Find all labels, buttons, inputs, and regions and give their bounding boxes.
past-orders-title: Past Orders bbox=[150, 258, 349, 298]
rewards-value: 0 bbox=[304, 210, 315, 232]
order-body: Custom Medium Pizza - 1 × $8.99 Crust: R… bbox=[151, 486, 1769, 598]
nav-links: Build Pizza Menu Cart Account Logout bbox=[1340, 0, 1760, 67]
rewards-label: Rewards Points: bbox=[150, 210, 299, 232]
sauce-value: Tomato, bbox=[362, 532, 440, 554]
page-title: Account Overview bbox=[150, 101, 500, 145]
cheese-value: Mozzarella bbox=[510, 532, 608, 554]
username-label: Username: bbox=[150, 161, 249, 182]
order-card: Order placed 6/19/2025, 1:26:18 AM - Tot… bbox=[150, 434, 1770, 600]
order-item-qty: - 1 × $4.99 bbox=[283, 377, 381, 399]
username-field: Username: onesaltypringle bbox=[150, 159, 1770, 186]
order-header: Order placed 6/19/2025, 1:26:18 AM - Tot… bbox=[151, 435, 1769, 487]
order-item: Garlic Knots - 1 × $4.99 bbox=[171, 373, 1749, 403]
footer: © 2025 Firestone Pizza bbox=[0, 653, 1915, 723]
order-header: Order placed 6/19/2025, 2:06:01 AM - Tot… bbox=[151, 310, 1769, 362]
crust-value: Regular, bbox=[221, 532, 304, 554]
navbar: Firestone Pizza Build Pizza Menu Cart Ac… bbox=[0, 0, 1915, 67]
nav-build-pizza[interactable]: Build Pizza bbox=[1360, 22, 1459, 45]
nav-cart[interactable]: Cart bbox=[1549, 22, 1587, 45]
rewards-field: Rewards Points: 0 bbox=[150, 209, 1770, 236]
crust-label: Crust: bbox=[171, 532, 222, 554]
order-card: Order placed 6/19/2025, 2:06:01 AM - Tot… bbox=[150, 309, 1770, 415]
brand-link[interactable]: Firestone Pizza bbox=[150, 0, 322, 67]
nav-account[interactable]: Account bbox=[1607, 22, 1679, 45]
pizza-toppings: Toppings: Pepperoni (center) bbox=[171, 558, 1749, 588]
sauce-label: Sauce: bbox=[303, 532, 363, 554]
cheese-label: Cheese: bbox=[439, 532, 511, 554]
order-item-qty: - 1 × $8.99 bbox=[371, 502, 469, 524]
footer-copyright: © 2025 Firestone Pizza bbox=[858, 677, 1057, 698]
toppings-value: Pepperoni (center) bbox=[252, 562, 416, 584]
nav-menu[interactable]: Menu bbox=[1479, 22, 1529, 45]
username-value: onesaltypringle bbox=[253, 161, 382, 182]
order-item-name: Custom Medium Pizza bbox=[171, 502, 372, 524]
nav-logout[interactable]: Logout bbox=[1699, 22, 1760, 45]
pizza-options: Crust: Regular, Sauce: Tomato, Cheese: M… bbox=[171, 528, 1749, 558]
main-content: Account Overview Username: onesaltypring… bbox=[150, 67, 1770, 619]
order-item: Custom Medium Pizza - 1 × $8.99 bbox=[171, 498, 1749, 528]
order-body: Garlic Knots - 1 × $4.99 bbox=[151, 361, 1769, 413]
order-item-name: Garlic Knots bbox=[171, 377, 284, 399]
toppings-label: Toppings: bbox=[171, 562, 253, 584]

_ _ _ _

### 出題課題
行の先頭から「page-title: Account Overview」を含む行まで（両端を含む）を、「Past Orders」を「Order History」に変更し、ほかはそのままにして書き直してください。

### 完成回答
Find all labels, buttons, inputs, and regions and give their bounding boxes.
past-orders-title: Order History bbox=[150, 258, 349, 298]
rewards-value: 0 bbox=[304, 210, 315, 232]
order-body: Custom Medium Pizza - 1 × $8.99 Crust: R… bbox=[151, 486, 1769, 598]
nav-links: Build Pizza Menu Cart Account Logout bbox=[1340, 0, 1760, 67]
rewards-label: Rewards Points: bbox=[150, 210, 299, 232]
sauce-value: Tomato, bbox=[362, 532, 440, 554]
page-title: Account Overview bbox=[150, 101, 500, 145]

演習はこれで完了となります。